▸ What to do
Render all of the lines below as a JSON list of strings, with one string per line and any blank lines omitted.

--- BEGIN Information provided ---

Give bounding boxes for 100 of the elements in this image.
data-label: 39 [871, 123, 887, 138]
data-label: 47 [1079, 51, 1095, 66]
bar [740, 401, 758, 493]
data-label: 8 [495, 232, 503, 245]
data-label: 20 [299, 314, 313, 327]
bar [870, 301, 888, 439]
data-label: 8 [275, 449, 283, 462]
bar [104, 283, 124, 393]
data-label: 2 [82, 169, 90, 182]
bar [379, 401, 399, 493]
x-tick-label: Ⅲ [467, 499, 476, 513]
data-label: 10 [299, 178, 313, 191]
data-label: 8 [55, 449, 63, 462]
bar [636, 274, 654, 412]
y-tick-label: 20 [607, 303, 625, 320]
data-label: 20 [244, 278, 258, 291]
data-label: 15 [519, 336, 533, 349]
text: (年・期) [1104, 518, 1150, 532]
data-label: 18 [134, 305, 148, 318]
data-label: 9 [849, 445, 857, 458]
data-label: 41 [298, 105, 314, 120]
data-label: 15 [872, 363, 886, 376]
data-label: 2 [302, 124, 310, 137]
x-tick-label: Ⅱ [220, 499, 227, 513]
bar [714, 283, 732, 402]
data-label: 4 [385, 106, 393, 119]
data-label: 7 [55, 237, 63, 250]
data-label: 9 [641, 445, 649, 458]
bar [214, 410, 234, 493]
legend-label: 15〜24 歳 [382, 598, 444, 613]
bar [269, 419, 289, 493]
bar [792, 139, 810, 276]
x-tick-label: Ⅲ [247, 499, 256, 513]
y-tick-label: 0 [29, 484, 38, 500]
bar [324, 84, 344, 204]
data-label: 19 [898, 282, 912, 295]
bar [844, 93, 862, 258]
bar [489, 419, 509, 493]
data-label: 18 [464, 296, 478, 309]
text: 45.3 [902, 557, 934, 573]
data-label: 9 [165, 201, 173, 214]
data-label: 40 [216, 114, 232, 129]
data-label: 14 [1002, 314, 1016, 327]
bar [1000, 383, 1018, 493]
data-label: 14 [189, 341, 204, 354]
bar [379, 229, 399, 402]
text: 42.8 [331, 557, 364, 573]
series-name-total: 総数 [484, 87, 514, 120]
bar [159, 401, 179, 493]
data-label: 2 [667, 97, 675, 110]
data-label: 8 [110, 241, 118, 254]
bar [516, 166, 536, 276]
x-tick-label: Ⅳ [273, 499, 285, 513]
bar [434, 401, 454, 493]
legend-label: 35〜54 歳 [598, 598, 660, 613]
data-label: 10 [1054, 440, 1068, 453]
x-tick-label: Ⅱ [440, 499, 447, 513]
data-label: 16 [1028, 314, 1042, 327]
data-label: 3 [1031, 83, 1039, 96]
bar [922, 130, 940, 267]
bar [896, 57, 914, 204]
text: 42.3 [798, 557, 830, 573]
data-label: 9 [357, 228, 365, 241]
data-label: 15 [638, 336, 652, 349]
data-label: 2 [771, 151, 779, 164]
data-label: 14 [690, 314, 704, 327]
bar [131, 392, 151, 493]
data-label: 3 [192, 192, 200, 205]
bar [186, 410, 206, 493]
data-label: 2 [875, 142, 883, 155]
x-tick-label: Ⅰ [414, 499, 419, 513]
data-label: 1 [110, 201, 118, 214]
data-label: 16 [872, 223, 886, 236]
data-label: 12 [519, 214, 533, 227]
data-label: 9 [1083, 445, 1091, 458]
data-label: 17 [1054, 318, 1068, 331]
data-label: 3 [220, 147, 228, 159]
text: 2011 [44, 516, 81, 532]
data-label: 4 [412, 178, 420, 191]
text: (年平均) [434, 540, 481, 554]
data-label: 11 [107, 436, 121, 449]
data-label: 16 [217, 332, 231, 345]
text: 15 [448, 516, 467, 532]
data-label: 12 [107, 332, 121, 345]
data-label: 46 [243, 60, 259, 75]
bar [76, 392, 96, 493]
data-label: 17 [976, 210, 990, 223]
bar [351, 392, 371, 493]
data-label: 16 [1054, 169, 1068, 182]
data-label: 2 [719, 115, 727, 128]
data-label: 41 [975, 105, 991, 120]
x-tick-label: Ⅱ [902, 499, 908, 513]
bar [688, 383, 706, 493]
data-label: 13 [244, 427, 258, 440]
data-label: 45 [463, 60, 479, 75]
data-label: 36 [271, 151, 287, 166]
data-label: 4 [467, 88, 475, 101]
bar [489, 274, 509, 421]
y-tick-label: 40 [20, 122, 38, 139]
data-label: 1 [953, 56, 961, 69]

--- END Information provided ---

▸ Worked answer
[
  "Give bounding boxes for 100 of the elements in this image.",
  "data-label: 39 [871, 123, 887, 138]",
  "data-label: 47 [1079, 51, 1095, 66]",
  "bar [740, 401, 758, 493]",
  "data-label: 8 [495, 232, 503, 245]",
  "data-label: 20 [299, 314, 313, 327]",
  "bar [870, 301, 888, 439]",
  "data-label: 8 [275, 449, 283, 462]",
  "bar [104, 283, 124, 393]",
  "data-label: 2 [82, 169, 90, 182]",
  "bar [379, 401, 399, 493]",
  "x-tick-label: Ⅲ [467, 499, 476, 513]",
  "data-label: 10 [299, 178, 313, 191]",
  "data-label: 8 [55, 449, 63, 462]",
  "bar [636, 274, 654, 412]",
  "y-tick-label: 20 [607, 303, 625, 320]",
  "data-label: 20 [244, 278, 258, 291]",
  "data-label: 15 [519, 336, 533, 349]",
  "text: (年・期) [1104, 518, 1150, 532]",
  "data-label: 18 [134, 305, 148, 318]",
  "data-label: 9 [849, 445, 857, 458]",
  "data-label: 41 [298, 105, 314, 120]",
  "data-label: 15 [872, 363, 886, 376]",
  "data-label: 2 [302, 124, 310, 137]",
  "x-tick-label: Ⅱ [220, 499, 227, 513]",
  "bar [714, 283, 732, 402]",
  "data-label: 4 [385, 106, 393, 119]",
  "data-label: 7 [55, 237, 63, 250]",
  "data-label: 9 [641, 445, 649, 458]",
  "bar [214, 410, 234, 493]",
  "legend-label: 15〜24 歳 [382, 598, 444, 613]",
  "bar [269, 419, 289, 493]",
  "bar [792, 139, 810, 276]",
  "x-tick-label: Ⅲ [247, 499, 256, 513]",
  "y-tick-label: 0 [29, 484, 38, 500]",
  "bar [324, 84, 344, 204]",
  "data-label: 19 [898, 282, 912, 295]",
  "bar [844, 93, 862, 258]",
  "bar [489, 419, 509, 493]",
  "data-label: 18 [464, 296, 478, 309]",
  "text: 45.3 [902, 557, 934, 573]",
  "data-label: 9 [165, 201, 173, 214]",
  "data-label: 40 [216, 114, 232, 129]",
  "data-label: 14 [1002, 314, 1016, 327]",
  "bar [1000, 383, 1018, 493]",
  "data-label: 14 [189, 341, 204, 354]",
  "bar [379, 229, 399, 402]",
  "text: 42.8 [331, 557, 364, 573]",
  "series-name-total: 総数 [484, 87, 514, 120]",
  "bar [159, 401, 179, 493]",
  "data-label: 2 [667, 97, 675, 110]",
  "data-label: 8 [110, 241, 118, 254]",
  "bar [516, 166, 536, 276]",
  "x-tick-label: Ⅳ [273, 499, 285, 513]",
  "bar [434, 401, 454, 493]",
  "legend-label: 35〜54 歳 [598, 598, 660, 613]",
  "data-label: 10 [1054, 440, 1068, 453]",
  "x-tick-label: Ⅱ [440, 499, 447, 513]",
  "data-label: 16 [1028, 314, 1042, 327]",
  "data-label: 3 [1031, 83, 1039, 96]",
  "bar [922, 130, 940, 267]",
  "bar [896, 57, 914, 204]",
  "text: 42.3 [798, 557, 830, 573]",
  "data-label: 9 [357, 228, 365, 241]",
  "data-label: 15 [638, 336, 652, 349]",
  "data-label: 2 [771, 151, 779, 164]",
  "data-label: 14 [690, 314, 704, 327]",
  "bar [131, 392, 151, 493]",
  "data-label: 3 [192, 192, 200, 205]",
  "bar [186, 410, 206, 493]",
  "data-label: 2 [875, 142, 883, 155]",
  "x-tick-label: Ⅰ [414, 499, 419, 513]",
  "data-label: 1 [110, 201, 118, 214]",
  "data-label: 16 [872, 223, 886, 236]",
  "data-label: 12 [519, 214, 533, 227]",
  "data-label: 9 [1083, 445, 1091, 458]",
  "data-label: 17 [1054, 318, 1068, 331]",
  "data-label: 3 [220, 147, 228, 159]",
  "text: 2011 [44, 516, 81, 532]",
  "data-label: 4 [412, 178, 420, 191]",
  "text: (年平均) [434, 540, 481, 554]",
  "data-label: 11 [107, 436, 121, 449]",
  "data-label: 16 [217, 332, 231, 345]",
  "text: 15 [448, 516, 467, 532]",
  "data-label: 12 [107, 332, 121, 345]",
  "data-label: 46 [243, 60, 259, 75]",
  "bar [76, 392, 96, 493]",
  "data-label: 17 [976, 210, 990, 223]",
  "bar [351, 392, 371, 493]",
  "data-label: 16 [1054, 169, 1068, 182]",
  "data-label: 2 [719, 115, 727, 128]",
  "data-label: 41 [975, 105, 991, 120]",
  "x-tick-label: Ⅱ [902, 499, 908, 513]",
  "bar [688, 383, 706, 493]",
  "data-label: 13 [244, 427, 258, 440]",
  "data-label: 45 [463, 60, 479, 75]",
  "data-label: 36 [271, 151, 287, 166]",
  "data-label: 4 [467, 88, 475, 101]",
  "bar [489, 274, 509, 421]",
  "y-tick-label: 40 [20, 122, 38, 139]",
  "data-label: 1 [953, 56, 961, 69]"
]